What to work on
Quote each record exactly, please, leaving none out.

Provided material
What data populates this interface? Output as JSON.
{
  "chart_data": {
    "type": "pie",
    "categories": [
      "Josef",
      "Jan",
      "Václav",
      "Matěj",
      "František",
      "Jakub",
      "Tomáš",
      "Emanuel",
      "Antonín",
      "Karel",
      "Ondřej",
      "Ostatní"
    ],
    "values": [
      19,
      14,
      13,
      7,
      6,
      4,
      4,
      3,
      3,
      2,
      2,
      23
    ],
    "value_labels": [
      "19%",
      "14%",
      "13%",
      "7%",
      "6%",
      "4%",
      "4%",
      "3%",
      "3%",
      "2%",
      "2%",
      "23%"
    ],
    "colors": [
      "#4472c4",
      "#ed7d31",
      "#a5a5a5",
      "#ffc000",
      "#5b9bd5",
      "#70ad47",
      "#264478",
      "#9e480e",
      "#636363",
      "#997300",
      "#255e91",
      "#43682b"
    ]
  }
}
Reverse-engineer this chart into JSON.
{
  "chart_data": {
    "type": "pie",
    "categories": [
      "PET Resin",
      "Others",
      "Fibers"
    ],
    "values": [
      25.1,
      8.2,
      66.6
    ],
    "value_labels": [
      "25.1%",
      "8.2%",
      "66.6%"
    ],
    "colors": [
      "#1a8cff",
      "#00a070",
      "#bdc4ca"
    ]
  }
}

Task solution
What data populates this interface? Output as JSON.
{
  "chart_data": {
    "type": "pie",
    "categories": [
      "Josef",
      "Jan",
      "Václav",
      "Matěj",
      "František",
      "Jakub",
      "Tomáš",
      "Emanuel",
      "Antonín",
      "Karel",
      "Ondřej",
      "Ostatní"
    ],
    "values": [
      19,
      14,
      13,
      7,
      6,
      4,
      4,
      3,
      3,
      2,
      2,
      23
    ],
    "value_labels": [
      "19%",
      "14%",
      "13%",
      "7%",
      "6%",
      "4%",
      "4%",
      "3%",
      "3%",
      "2%",
      "2%",
      "23%"
    ],
    "colors": [
      "#4472c4",
      "#ed7d31",
      "#a5a5a5",
      "#ffc000",
      "#5b9bd5",
      "#70ad47",
      "#264478",
      "#9e480e",
      "#636363",
      "#997300",
      "#255e91",
      "#43682b"
    ]
  }
}
Reverse-engineer this chart into JSON.
{
  "chart_data": {
    "type": "pie",
    "categories": [
      "PET Resin",
      "Others",
      "Fibers"
    ],
    "values": [
      25.1,
      8.2,
      66.6
    ],
    "value_labels": [
      "25.1%",
      "8.2%",
      "66.6%"
    ],
    "colors": [
      "#1a8cff",
      "#00a070",
      "#bdc4ca"
    ]
  }
}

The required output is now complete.